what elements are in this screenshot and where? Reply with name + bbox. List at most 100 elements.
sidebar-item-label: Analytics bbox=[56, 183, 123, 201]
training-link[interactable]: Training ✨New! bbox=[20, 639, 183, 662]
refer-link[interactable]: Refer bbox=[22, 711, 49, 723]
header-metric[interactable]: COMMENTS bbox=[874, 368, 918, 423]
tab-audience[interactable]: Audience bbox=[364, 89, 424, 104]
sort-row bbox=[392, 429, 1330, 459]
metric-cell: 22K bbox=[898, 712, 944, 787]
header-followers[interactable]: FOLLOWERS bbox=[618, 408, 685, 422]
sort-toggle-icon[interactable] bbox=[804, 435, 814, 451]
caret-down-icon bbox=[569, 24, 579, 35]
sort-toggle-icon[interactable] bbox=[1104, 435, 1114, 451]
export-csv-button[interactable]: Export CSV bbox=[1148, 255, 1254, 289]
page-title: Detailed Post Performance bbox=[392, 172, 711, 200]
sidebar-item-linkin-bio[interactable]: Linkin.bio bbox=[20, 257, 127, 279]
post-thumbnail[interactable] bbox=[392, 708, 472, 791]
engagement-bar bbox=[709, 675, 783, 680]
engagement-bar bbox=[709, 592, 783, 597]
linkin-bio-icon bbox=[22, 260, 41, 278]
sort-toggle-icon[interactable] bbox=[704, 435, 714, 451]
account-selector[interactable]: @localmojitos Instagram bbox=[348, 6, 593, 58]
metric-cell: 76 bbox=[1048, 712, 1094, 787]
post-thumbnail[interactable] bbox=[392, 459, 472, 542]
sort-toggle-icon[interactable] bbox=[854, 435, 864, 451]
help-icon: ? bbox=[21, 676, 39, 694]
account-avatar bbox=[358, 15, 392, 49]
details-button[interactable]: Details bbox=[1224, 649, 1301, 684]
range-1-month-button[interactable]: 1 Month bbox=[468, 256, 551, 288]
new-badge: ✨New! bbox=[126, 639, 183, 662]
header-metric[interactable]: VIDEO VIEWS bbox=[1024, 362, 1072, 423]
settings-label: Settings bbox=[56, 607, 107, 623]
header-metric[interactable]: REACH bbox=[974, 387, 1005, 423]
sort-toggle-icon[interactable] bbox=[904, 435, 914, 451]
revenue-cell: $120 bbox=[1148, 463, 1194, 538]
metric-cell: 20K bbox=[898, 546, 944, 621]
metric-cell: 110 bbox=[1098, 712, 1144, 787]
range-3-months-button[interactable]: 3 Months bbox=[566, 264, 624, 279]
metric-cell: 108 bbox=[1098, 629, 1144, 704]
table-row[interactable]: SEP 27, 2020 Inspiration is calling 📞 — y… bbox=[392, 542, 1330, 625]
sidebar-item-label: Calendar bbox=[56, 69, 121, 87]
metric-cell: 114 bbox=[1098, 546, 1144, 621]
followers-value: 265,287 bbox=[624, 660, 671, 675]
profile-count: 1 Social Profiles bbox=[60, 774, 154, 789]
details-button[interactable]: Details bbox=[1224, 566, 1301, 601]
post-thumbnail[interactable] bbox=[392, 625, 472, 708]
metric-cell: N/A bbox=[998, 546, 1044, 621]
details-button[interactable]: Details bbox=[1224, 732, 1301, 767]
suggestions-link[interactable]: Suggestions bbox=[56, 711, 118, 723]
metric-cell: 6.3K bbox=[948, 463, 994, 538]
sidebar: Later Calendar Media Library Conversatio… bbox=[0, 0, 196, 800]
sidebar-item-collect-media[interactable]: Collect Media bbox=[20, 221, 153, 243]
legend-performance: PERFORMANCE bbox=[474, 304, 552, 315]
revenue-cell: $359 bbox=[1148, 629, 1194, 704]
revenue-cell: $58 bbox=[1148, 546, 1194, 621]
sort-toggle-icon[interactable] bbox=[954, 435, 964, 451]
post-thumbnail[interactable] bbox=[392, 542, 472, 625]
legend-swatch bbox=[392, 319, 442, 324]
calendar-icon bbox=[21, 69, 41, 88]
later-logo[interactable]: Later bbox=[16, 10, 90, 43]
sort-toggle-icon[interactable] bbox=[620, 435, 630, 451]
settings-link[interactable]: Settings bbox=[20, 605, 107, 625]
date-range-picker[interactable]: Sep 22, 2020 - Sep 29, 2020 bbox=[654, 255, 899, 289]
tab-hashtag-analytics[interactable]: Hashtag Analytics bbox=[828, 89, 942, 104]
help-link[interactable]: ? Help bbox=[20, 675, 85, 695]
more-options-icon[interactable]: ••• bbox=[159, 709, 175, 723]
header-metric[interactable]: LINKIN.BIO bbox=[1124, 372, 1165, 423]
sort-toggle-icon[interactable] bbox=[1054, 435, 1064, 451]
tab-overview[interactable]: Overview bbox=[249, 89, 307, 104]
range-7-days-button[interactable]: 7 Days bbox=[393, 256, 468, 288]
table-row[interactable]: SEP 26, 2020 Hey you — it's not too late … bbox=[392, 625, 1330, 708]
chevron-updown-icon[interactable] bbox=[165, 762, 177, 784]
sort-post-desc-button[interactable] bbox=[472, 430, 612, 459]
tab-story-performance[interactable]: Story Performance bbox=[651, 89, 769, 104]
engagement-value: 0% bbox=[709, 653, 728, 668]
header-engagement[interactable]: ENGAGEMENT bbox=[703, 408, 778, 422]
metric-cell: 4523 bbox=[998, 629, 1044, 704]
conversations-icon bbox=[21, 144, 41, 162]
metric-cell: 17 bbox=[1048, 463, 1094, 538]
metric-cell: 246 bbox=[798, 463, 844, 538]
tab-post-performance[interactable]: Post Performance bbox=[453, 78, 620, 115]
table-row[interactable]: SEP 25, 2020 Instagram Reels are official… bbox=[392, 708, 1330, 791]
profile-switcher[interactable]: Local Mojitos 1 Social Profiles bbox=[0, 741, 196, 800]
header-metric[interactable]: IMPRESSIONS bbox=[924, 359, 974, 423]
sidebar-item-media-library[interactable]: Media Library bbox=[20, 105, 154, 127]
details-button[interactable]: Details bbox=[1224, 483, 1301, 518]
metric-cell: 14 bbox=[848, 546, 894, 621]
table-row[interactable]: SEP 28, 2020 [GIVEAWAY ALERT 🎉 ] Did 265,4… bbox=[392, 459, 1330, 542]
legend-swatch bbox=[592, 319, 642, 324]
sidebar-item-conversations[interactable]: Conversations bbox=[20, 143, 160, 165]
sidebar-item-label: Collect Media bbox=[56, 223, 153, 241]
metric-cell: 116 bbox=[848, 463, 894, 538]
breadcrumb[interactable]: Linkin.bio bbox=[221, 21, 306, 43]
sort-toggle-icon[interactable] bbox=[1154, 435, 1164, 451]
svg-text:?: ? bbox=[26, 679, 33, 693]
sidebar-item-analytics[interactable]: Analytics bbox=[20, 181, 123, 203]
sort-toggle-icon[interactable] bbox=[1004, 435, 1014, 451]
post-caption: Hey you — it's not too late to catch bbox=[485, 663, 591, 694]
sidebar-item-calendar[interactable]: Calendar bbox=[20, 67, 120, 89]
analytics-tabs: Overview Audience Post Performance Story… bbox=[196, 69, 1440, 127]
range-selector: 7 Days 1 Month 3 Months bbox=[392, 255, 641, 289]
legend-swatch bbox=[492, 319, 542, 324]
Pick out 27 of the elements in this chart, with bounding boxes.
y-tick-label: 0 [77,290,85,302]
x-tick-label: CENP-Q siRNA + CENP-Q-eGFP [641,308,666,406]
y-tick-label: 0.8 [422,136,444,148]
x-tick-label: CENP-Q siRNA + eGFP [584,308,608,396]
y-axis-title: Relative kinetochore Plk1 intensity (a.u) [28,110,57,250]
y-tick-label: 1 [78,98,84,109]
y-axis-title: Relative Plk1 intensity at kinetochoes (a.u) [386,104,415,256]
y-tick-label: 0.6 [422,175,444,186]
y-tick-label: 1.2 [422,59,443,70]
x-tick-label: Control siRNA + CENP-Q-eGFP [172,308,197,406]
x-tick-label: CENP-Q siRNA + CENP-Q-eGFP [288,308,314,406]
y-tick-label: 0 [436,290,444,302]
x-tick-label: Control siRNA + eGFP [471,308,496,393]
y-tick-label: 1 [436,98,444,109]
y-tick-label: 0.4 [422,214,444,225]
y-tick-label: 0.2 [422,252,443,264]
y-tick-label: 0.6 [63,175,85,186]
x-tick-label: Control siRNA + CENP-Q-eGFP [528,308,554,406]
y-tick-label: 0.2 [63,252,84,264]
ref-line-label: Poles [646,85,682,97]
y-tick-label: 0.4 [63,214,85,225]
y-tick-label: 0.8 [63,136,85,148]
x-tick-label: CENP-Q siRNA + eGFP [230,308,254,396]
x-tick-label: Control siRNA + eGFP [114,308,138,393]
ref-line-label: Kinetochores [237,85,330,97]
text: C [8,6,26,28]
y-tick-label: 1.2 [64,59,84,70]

····················

● **Given exercise**
Please quote the records from their first line through the line that contains "header-metric[interactable]: COMMENTS bbox=[874, 368, 918, 423]", with both of those lines included.

● **The completed task**
what elements are in this screenshot and where? Reply with name + bbox. List at most 100 elements.
sidebar-item-label: Analytics bbox=[56, 183, 123, 201]
training-link[interactable]: Training ✨New! bbox=[20, 639, 183, 662]
refer-link[interactable]: Refer bbox=[22, 711, 49, 723]
header-metric[interactable]: COMMENTS bbox=[874, 368, 918, 423]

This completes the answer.